What you have to do | Copy out every line containing the word "Loss".

─── Material for this task ───

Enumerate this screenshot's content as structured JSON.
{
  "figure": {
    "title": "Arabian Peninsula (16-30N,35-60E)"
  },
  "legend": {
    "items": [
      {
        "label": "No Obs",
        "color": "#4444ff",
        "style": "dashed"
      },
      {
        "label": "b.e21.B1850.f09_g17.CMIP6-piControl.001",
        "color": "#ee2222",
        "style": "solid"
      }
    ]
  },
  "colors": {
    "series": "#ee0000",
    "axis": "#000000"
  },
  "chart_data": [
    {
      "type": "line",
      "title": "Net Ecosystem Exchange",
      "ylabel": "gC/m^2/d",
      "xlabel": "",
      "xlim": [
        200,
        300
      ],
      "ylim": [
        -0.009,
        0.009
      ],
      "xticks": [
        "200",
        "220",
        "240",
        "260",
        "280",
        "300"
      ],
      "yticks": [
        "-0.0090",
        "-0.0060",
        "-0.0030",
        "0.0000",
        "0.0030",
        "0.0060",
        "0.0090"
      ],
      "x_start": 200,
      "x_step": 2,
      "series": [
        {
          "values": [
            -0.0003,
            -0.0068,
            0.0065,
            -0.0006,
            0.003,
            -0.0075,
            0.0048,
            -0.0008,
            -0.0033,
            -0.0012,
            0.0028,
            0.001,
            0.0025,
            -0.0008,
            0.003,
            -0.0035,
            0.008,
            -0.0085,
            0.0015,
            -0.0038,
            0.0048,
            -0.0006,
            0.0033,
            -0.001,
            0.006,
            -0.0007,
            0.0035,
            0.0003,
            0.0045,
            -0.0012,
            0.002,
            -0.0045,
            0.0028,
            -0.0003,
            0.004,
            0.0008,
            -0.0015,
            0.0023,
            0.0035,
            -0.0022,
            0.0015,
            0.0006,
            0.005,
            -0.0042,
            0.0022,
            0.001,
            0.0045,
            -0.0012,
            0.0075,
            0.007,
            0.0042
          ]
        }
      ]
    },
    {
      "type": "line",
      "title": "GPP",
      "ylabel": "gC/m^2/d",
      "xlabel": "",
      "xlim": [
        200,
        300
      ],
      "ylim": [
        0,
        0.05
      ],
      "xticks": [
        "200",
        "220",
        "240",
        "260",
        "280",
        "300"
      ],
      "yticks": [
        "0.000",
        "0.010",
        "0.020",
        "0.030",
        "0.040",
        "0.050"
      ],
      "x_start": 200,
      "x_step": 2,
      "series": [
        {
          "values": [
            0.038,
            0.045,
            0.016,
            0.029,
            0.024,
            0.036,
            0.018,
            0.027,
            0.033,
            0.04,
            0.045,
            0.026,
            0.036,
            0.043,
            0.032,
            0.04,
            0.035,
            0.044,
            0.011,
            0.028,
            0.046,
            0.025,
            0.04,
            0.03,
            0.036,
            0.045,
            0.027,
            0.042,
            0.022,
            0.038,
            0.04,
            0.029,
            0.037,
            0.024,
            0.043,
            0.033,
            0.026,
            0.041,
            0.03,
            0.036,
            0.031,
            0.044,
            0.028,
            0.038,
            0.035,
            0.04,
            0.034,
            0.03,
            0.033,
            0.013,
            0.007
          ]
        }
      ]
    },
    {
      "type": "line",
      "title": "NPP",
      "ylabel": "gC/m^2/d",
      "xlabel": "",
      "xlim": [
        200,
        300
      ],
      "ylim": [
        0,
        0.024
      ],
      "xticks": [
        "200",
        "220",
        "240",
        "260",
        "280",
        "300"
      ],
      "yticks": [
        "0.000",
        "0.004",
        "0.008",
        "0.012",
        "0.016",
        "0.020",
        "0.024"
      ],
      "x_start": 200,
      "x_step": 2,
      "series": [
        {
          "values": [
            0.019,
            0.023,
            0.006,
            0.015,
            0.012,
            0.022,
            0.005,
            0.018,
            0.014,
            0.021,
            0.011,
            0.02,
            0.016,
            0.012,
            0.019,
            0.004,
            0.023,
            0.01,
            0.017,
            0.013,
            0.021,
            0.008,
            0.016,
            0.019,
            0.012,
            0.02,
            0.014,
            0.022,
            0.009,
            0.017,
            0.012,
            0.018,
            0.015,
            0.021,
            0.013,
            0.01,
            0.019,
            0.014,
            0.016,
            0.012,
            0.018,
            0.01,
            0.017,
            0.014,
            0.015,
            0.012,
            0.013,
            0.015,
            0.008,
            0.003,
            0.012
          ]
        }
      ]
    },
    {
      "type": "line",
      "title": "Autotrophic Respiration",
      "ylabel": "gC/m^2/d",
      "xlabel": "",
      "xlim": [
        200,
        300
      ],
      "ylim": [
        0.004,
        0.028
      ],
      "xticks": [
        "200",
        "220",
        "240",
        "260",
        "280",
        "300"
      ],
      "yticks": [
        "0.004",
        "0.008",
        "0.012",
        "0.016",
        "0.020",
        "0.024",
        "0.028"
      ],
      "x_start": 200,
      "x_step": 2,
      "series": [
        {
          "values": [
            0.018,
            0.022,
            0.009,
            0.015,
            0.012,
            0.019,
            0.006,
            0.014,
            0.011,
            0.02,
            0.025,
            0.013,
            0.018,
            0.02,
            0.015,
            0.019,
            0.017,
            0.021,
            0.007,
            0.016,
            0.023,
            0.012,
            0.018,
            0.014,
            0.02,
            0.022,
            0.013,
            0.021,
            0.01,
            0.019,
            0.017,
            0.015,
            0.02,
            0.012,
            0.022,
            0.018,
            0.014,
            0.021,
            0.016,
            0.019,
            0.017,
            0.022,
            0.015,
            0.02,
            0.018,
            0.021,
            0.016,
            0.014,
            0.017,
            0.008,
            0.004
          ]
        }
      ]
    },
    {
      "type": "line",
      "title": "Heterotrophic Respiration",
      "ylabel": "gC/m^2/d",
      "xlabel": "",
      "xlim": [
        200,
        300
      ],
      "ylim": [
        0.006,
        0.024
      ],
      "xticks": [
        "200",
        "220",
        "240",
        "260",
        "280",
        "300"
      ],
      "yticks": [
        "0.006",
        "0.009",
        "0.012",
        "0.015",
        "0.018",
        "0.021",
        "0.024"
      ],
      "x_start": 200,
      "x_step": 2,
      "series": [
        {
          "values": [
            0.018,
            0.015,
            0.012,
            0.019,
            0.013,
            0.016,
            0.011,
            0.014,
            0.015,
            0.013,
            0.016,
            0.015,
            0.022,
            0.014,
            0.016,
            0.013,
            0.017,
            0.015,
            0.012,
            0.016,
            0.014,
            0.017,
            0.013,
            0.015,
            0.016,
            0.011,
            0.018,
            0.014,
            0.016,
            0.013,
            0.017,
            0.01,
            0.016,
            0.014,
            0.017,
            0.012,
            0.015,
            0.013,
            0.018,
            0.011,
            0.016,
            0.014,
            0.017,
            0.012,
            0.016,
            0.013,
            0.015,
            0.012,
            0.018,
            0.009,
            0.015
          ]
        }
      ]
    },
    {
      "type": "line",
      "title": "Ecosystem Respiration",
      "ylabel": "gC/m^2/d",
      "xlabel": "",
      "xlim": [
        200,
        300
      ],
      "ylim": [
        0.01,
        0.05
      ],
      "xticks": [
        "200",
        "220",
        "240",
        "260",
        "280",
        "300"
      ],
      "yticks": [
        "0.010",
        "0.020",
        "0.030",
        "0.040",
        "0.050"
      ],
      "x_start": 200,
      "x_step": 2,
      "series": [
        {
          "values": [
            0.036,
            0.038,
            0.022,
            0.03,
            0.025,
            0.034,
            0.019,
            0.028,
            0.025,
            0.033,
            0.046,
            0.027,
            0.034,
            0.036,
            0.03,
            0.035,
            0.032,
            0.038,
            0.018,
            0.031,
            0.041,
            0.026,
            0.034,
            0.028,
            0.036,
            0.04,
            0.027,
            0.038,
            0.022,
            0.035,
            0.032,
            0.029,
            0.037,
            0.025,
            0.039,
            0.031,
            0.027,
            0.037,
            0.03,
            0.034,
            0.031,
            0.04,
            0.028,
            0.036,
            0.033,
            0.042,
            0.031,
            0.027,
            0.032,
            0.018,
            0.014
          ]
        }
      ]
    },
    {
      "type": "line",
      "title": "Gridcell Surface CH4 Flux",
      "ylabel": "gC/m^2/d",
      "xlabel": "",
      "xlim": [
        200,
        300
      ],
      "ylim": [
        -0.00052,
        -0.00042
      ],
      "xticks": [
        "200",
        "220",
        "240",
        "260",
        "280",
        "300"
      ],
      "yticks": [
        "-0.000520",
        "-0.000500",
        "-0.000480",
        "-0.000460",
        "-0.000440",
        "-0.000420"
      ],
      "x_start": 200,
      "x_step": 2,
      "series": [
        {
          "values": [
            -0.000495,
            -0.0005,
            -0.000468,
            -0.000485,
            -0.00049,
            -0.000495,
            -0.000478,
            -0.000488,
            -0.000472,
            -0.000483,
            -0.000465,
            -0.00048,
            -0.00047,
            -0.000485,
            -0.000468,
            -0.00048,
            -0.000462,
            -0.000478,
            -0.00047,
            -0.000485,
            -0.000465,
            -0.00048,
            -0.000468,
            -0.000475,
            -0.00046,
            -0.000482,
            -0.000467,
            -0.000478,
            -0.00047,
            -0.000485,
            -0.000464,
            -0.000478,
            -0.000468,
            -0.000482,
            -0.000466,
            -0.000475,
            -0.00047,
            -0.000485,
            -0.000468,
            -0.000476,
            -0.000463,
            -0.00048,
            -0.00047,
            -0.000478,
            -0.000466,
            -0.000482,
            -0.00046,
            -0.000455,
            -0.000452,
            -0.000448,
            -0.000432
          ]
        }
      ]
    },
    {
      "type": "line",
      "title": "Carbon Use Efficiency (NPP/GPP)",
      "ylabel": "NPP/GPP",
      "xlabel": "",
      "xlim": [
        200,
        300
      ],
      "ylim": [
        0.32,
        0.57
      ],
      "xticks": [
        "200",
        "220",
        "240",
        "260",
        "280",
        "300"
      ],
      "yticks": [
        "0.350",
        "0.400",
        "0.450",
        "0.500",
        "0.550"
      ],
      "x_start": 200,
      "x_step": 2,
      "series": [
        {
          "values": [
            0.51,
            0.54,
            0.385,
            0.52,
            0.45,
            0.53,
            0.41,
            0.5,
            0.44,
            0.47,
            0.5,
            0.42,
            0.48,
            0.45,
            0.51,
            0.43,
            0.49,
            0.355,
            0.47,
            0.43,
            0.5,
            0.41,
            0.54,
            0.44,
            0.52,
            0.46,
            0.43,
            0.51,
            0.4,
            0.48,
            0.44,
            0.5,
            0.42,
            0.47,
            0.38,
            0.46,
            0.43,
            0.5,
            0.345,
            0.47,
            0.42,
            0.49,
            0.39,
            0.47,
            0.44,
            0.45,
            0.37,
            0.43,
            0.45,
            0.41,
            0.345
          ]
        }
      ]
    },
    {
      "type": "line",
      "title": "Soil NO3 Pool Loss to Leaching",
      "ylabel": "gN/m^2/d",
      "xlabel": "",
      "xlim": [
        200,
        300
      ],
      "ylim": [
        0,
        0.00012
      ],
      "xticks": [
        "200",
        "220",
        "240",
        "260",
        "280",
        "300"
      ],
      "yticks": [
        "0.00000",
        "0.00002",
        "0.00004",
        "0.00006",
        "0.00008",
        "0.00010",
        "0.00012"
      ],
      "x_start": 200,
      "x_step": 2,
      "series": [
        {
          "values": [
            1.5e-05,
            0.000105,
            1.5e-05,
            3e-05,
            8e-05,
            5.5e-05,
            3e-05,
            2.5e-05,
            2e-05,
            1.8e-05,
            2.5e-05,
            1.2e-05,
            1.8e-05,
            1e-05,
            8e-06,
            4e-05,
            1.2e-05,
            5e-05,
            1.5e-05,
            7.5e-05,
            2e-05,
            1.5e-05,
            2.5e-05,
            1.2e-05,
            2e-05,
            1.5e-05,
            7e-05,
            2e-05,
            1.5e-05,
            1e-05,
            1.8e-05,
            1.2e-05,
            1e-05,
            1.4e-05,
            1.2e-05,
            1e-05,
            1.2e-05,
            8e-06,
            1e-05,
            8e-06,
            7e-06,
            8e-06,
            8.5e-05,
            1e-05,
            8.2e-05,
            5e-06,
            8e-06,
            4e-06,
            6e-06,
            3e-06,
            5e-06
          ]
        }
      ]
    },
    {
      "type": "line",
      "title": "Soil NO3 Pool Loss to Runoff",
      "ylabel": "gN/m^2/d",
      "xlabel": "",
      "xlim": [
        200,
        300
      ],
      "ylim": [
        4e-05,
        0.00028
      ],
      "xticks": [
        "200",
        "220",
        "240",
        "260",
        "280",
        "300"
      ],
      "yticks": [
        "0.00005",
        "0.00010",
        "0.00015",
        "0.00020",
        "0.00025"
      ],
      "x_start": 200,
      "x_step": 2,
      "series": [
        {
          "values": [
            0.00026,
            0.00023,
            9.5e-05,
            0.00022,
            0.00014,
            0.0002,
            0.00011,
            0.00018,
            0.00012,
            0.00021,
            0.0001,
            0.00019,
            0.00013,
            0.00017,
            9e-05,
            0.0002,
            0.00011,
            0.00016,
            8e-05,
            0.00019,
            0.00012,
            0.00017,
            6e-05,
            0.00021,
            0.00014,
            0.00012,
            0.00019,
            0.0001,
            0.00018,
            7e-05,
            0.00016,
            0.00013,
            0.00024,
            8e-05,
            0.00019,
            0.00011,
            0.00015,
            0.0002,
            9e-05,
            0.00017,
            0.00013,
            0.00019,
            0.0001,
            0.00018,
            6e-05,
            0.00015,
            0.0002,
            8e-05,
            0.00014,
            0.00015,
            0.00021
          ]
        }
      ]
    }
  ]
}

───

Result of this task |
      "title": "Soil NO3 Pool Loss to Leaching",
      "title": "Soil NO3 Pool Loss to Runoff",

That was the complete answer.